Source data:
########

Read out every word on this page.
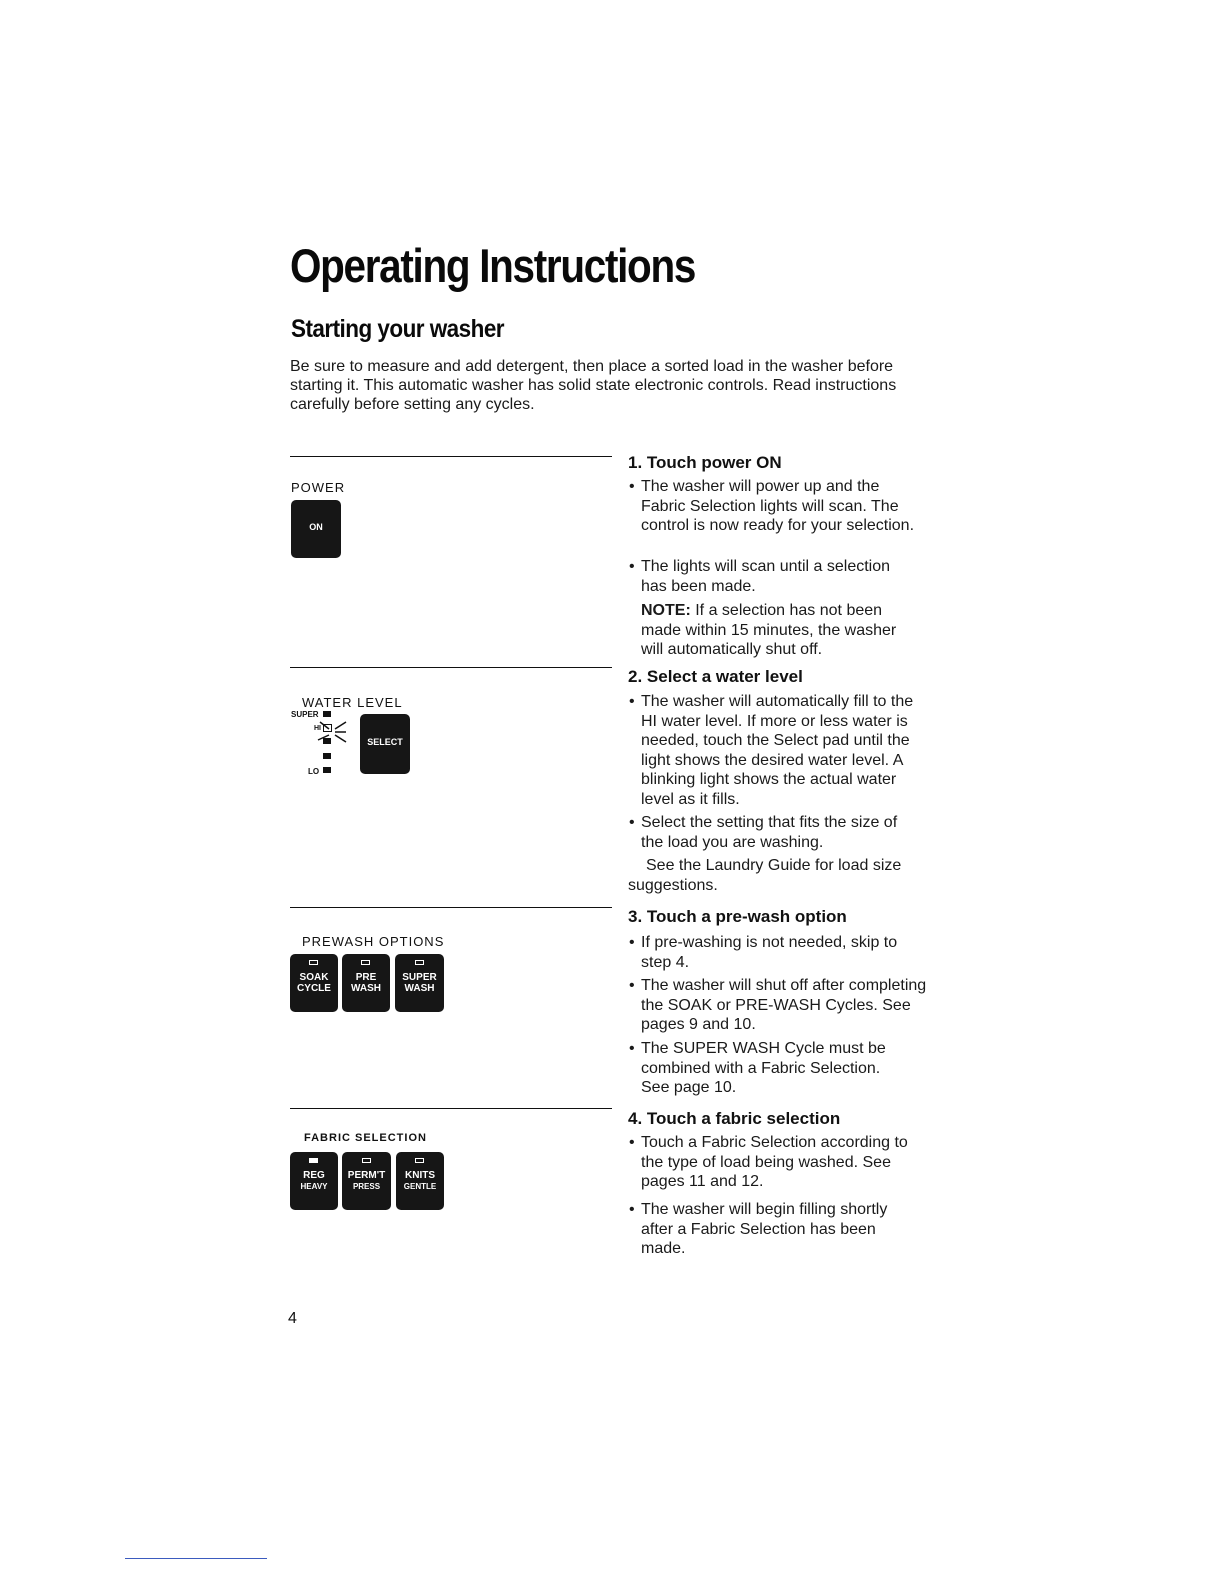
Operating Instructions
Starting your washer

Be sure to measure and add detergent, then place a sorted load in the washer before starting it. This automatic washer has solid state electronic controls. Read instructions carefully before setting any cycles.

POWER
ON
1. Touch power ON
• The washer will power up and the Fabric Selection lights will scan. The control is now ready for your selection.
• The lights will scan until a selection has been made.
NOTE: If a selection has not been made within 15 minutes, the washer will automatically shut off.
WATER LEVEL
SUPER
HI
LO
SELECT
2. Select a water level
• The washer will automatically fill to the HI water level. If more or less water is needed, touch the Select pad until the light shows the desired water level. A blinking light shows the actual water level as it fills.
• Select the setting that fits the size of the load you are washing.
See the Laundry Guide for load size suggestions.
PREWASH OPTIONS
SOAK
CYCLE
PRE
WASH
SUPER
WASH
3. Touch a pre-wash option
• If pre-washing is not needed, skip to step 4.
• The washer will shut off after completing the SOAK or PRE-WASH Cycles. See pages 9 and 10.
• The SUPER WASH Cycle must be combined with a Fabric Selection. See page 10.
FABRIC SELECTION
REG
HEAVY
PERM'T
PRESS
KNITS
GENTLE
4. Touch a fabric selection
• Touch a Fabric Selection according to the type of load being washed. See pages 11 and 12.
• The washer will begin filling shortly after a Fabric Selection has been made.
4
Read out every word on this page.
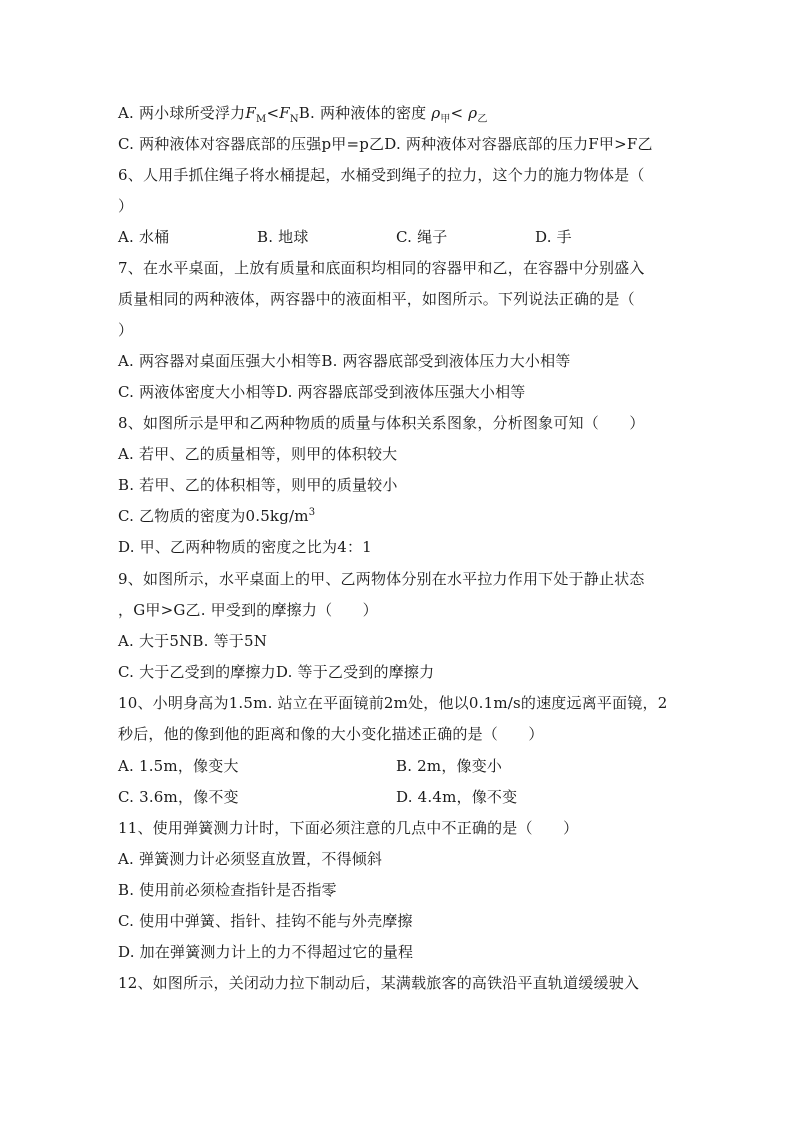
A. 两小球所受浮力$F_M<F_NB$. 两种液体的密度 $\rho_甲< \rho_乙$
C. 两种液体对容器底部的压强p甲=p乙D. 两种液体对容器底部的压力F甲>F乙
6、人用手抓住绳子将水桶提起，水桶受到绳子的拉力，这个力的施力物体是（
）
A. 水桶	B. 地球	C. 绳子	D. 手
7、在水平桌面，上放有质量和底面积均相同的容器甲和乙，在容器中分别盛入
质量相同的两种液体，两容器中的液面相平，如图所示。下列说法正确的是（
）
A. 两容器对桌面压强大小相等B. 两容器底部受到液体压力大小相等
C. 两液体密度大小相等D. 两容器底部受到液体压强大小相等
8、如图所示是甲和乙两种物质的质量与体积关系图象，分析图象可知（　　）
A. 若甲、乙的质量相等，则甲的体积较大
B. 若甲、乙的体积相等，则甲的质量较小
C. 乙物质的密度为$0.5kg/m^3$
D. 甲、乙两种物质的密度之比为4：1
9、如图所示，水平桌面上的甲、乙两物体分别在水平拉力作用下处于静止状态
，G甲>G乙. 甲受到的摩擦力（　　）
A. 大于5NB. 等于5N
C. 大于乙受到的摩擦力D. 等于乙受到的摩擦力
10、小明身高为1.5m. 站立在平面镜前2m处，他以0.1m/s的速度远离平面镜，2
秒后，他的像到他的距离和像的大小变化描述正确的是（　　）
A. 1.5m，像变大	B. 2m，像变小
C. 3.6m，像不变	D. 4.4m，像不变
11、使用弹簧测力计时，下面必须注意的几点中不正确的是（　　）
A. 弹簧测力计必须竖直放置，不得倾斜
B. 使用前必须检查指针是否指零
C. 使用中弹簧、指针、挂钩不能与外壳摩擦
D. 加在弹簧测力计上的力不得超过它的量程
12、如图所示，关闭动力拉下制动后，某满载旅客的高铁沿平直轨道缓缓驶入
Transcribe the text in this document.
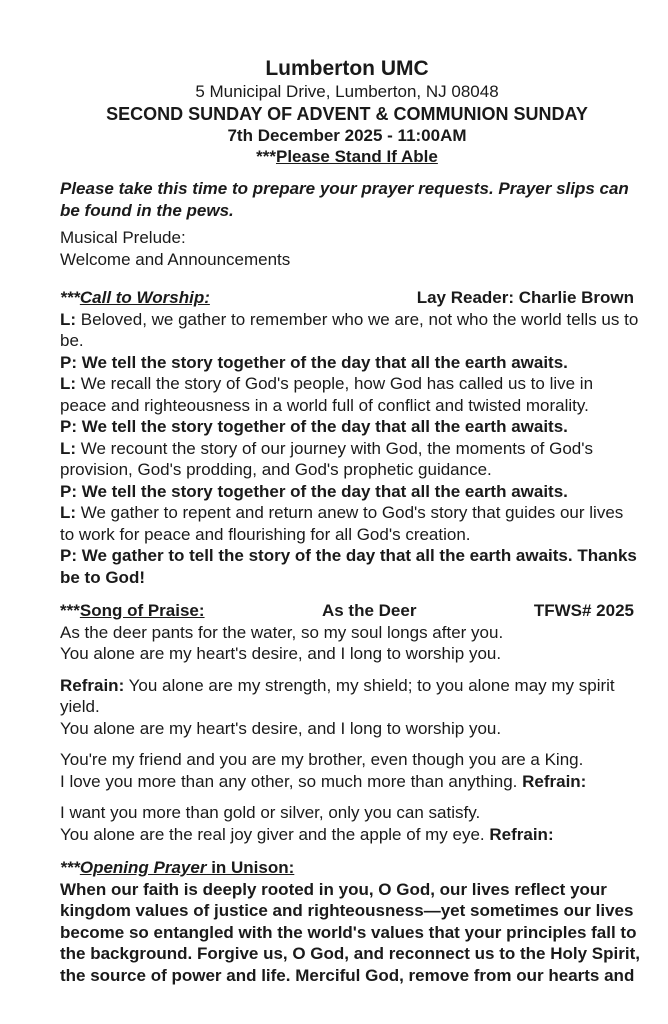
Lumberton UMC
5 Municipal Drive, Lumberton, NJ 08048
SECOND SUNDAY OF ADVENT & COMMUNION SUNDAY
7th December 2025 - 11:00AM
***Please Stand If Able
Please take this time to prepare your prayer requests. Prayer slips can
be found in the pews.
Musical Prelude:
Welcome and Announcements
***Call to Worship:	Lay Reader: Charlie Brown
L: Beloved, we gather to remember who we are, not who the world tells us to
be.
P: We tell the story together of the day that all the earth awaits.
L: We recall the story of God's people, how God has called us to live in
peace and righteousness in a world full of conflict and twisted morality.
P: We tell the story together of the day that all the earth awaits.
L: We recount the story of our journey with God, the moments of God's
provision, God's prodding, and God's prophetic guidance.
P: We tell the story together of the day that all the earth awaits.
L: We gather to repent and return anew to God's story that guides our lives
to work for peace and flourishing for all God's creation.
P: We gather to tell the story of the day that all the earth awaits. Thanks
be to God!
***Song of Praise:	As the Deer	TFWS# 2025
As the deer pants for the water, so my soul longs after you.
You alone are my heart's desire, and I long to worship you.
Refrain: You alone are my strength, my shield; to you alone may my spirit
yield.
You alone are my heart's desire, and I long to worship you.
You're my friend and you are my brother, even though you are a King.
I love you more than any other, so much more than anything. Refrain:
I want you more than gold or silver, only you can satisfy.
You alone are the real joy giver and the apple of my eye. Refrain:
***Opening Prayer in Unison:
When our faith is deeply rooted in you, O God, our lives reflect your
kingdom values of justice and righteousness—yet sometimes our lives
become so entangled with the world's values that your principles fall to
the background. Forgive us, O God, and reconnect us to the Holy Spirit,
the source of power and life. Merciful God, remove from our hearts and
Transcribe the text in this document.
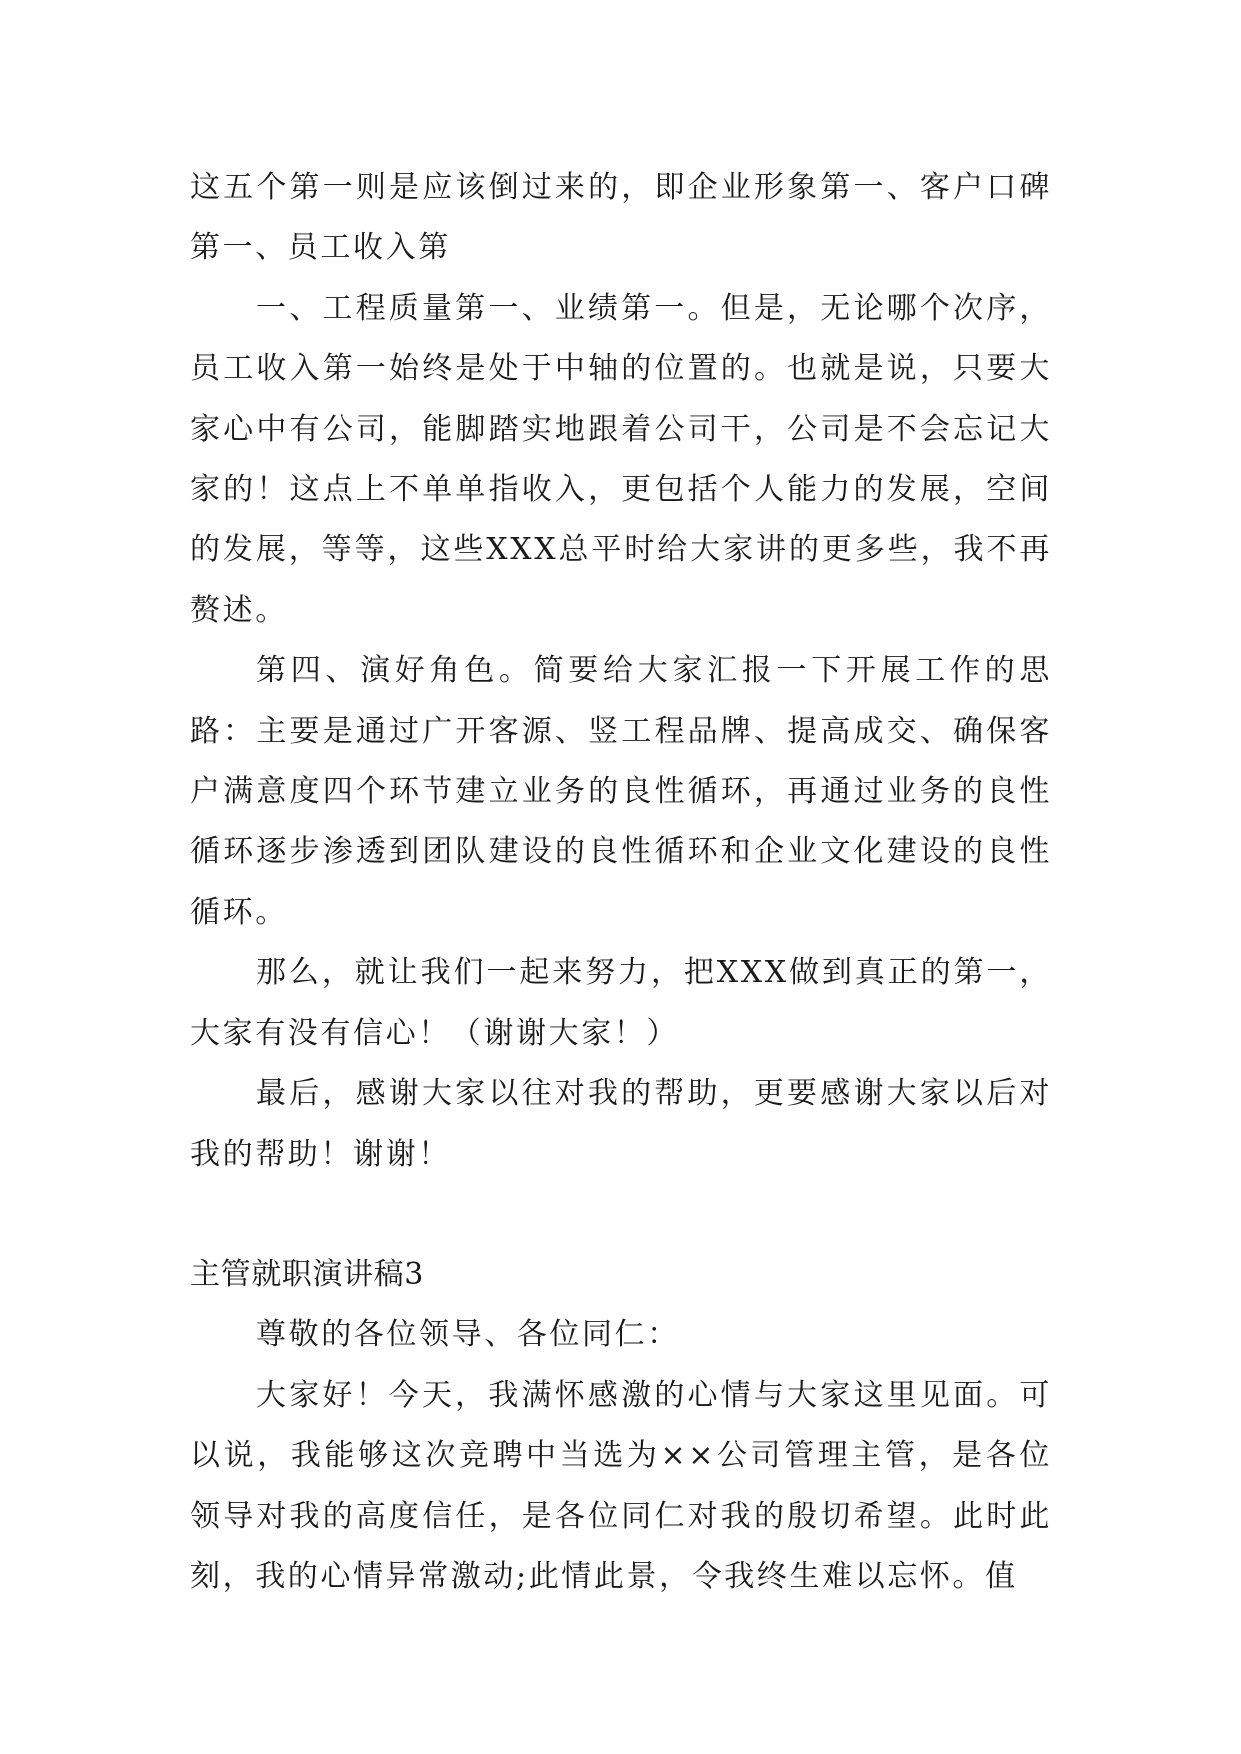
这五个第一则是应该倒过来的，即企业形象第一、客户口碑第一、员工收入第

一、工程质量第一、业绩第一。但是，无论哪个次序，员工收入第一始终是处于中轴的位置的。也就是说，只要大家心中有公司，能脚踏实地跟着公司干，公司是不会忘记大家的！这点上不单单指收入，更包括个人能力的发展，空间的发展，等等，这些XXX总平时给大家讲的更多些，我不再赘述。

第四、演好角色。简要给大家汇报一下开展工作的思路：主要是通过广开客源、竖工程品牌、提高成交、确保客户满意度四个环节建立业务的良性循环，再通过业务的良性循环逐步渗透到团队建设的良性循环和企业文化建设的良性循环。

那么，就让我们一起来努力，把XXX做到真正的第一，大家有没有信心！（谢谢大家！）

最后，感谢大家以往对我的帮助，更要感谢大家以后对我的帮助！谢谢！

主管就职演讲稿3

尊敬的各位领导、各位同仁：

大家好！今天，我满怀感激的心情与大家这里见面。可以说，我能够这次竞聘中当选为××公司管理主管，是各位领导对我的高度信任，是各位同仁对我的殷切希望。此时此刻，我的心情异常激动;此情此景，令我终生难以忘怀。值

########

#### [STATED TASK]
Images should not appear in the copy; retype the listing above exactly.

#### [PROBLEM SOLUTION]
Read out every word on this page.
Operating Instructions
Starting your washer

Be sure to measure and add detergent, then place a sorted load in the washer before starting it. This automatic washer has solid state electronic controls. Read instructions carefully before setting any cycles.

POWER
ON
1. Touch power ON
• The washer will power up and the Fabric Selection lights will scan. The control is now ready for your selection.
• The lights will scan until a selection has been made.
NOTE: If a selection has not been made within 15 minutes, the washer will automatically shut off.
WATER LEVEL
SUPER
HI
LO
SELECT
2. Select a water level
• The washer will automatically fill to the HI water level. If more or less water is needed, touch the Select pad until the light shows the desired water level. A blinking light shows the actual water level as it fills.
• Select the setting that fits the size of the load you are washing.
See the Laundry Guide for load size suggestions.
PREWASH OPTIONS
SOAK
CYCLE
PRE
WASH
SUPER
WASH
3. Touch a pre-wash option
• If pre-washing is not needed, skip to step 4.
• The washer will shut off after completing the SOAK or PRE-WASH Cycles. See pages 9 and 10.
• The SUPER WASH Cycle must be combined with a Fabric Selection. See page 10.
FABRIC SELECTION
REG
HEAVY
PERM'T
PRESS
KNITS
GENTLE
4. Touch a fabric selection
• Touch a Fabric Selection according to the type of load being washed. See pages 11 and 12.
• The washer will begin filling shortly after a Fabric Selection has been made.
4
Read out every word on this page.
A. 两小球所受浮力$F_M<F_NB$. 两种液体的密度 $\rho_甲< \rho_乙$
C. 两种液体对容器底部的压强p甲=p乙D. 两种液体对容器底部的压力F甲>F乙
6、人用手抓住绳子将水桶提起，水桶受到绳子的拉力，这个力的施力物体是（
）
A. 水桶	B. 地球	C. 绳子	D. 手
7、在水平桌面，上放有质量和底面积均相同的容器甲和乙，在容器中分别盛入
质量相同的两种液体，两容器中的液面相平，如图所示。下列说法正确的是（
）
A. 两容器对桌面压强大小相等B. 两容器底部受到液体压力大小相等
C. 两液体密度大小相等D. 两容器底部受到液体压强大小相等
8、如图所示是甲和乙两种物质的质量与体积关系图象，分析图象可知（　　）
A. 若甲、乙的质量相等，则甲的体积较大
B. 若甲、乙的体积相等，则甲的质量较小
C. 乙物质的密度为$0.5kg/m^3$
D. 甲、乙两种物质的密度之比为4：1
9、如图所示，水平桌面上的甲、乙两物体分别在水平拉力作用下处于静止状态
，G甲>G乙. 甲受到的摩擦力（　　）
A. 大于5NB. 等于5N
C. 大于乙受到的摩擦力D. 等于乙受到的摩擦力
10、小明身高为1.5m. 站立在平面镜前2m处，他以0.1m/s的速度远离平面镜，2
秒后，他的像到他的距离和像的大小变化描述正确的是（　　）
A. 1.5m，像变大	B. 2m，像变小
C. 3.6m，像不变	D. 4.4m，像不变
11、使用弹簧测力计时，下面必须注意的几点中不正确的是（　　）
A. 弹簧测力计必须竖直放置，不得倾斜
B. 使用前必须检查指针是否指零
C. 使用中弹簧、指针、挂钩不能与外壳摩擦
D. 加在弹簧测力计上的力不得超过它的量程
12、如图所示，关闭动力拉下制动后，某满载旅客的高铁沿平直轨道缓缓驶入
Transcribe the text in this document.
Lumberton UMC
5 Municipal Drive, Lumberton, NJ 08048
SECOND SUNDAY OF ADVENT & COMMUNION SUNDAY
7th December 2025 - 11:00AM
***Please Stand If Able
Please take this time to prepare your prayer requests. Prayer slips can
be found in the pews.
Musical Prelude:
Welcome and Announcements
***Call to Worship:	Lay Reader: Charlie Brown
L: Beloved, we gather to remember who we are, not who the world tells us to
be.
P: We tell the story together of the day that all the earth awaits.
L: We recall the story of God's people, how God has called us to live in
peace and righteousness in a world full of conflict and twisted morality.
P: We tell the story together of the day that all the earth awaits.
L: We recount the story of our journey with God, the moments of God's
provision, God's prodding, and God's prophetic guidance.
P: We tell the story together of the day that all the earth awaits.
L: We gather to repent and return anew to God's story that guides our lives
to work for peace and flourishing for all God's creation.
P: We gather to tell the story of the day that all the earth awaits. Thanks
be to God!
***Song of Praise:	As the Deer	TFWS# 2025
As the deer pants for the water, so my soul longs after you.
You alone are my heart's desire, and I long to worship you.
Refrain: You alone are my strength, my shield; to you alone may my spirit
yield.
You alone are my heart's desire, and I long to worship you.
You're my friend and you are my brother, even though you are a King.
I love you more than any other, so much more than anything. Refrain:
I want you more than gold or silver, only you can satisfy.
You alone are the real joy giver and the apple of my eye. Refrain:
***Opening Prayer in Unison:
When our faith is deeply rooted in you, O God, our lives reflect your
kingdom values of justice and righteousness—yet sometimes our lives
become so entangled with the world's values that your principles fall to
the background. Forgive us, O God, and reconnect us to the Holy Spirit,
the source of power and life. Merciful God, remove from our hearts and
Transcribe the text in this document.
这五个第一则是应该倒过来的，即企业形象第一、客户口碑第一、员工收入第

一、工程质量第一、业绩第一。但是，无论哪个次序，员工收入第一始终是处于中轴的位置的。也就是说，只要大家心中有公司，能脚踏实地跟着公司干，公司是不会忘记大家的！这点上不单单指收入，更包括个人能力的发展，空间的发展，等等，这些XXX总平时给大家讲的更多些，我不再赘述。

第四、演好角色。简要给大家汇报一下开展工作的思路：主要是通过广开客源、竖工程品牌、提高成交、确保客户满意度四个环节建立业务的良性循环，再通过业务的良性循环逐步渗透到团队建设的良性循环和企业文化建设的良性循环。

那么，就让我们一起来努力，把XXX做到真正的第一，大家有没有信心！（谢谢大家！）

最后，感谢大家以往对我的帮助，更要感谢大家以后对我的帮助！谢谢！

主管就职演讲稿3

尊敬的各位领导、各位同仁：

大家好！今天，我满怀感激的心情与大家这里见面。可以说，我能够这次竞聘中当选为××公司管理主管，是各位领导对我的高度信任，是各位同仁对我的殷切希望。此时此刻，我的心情异常激动;此情此景，令我终生难以忘怀。值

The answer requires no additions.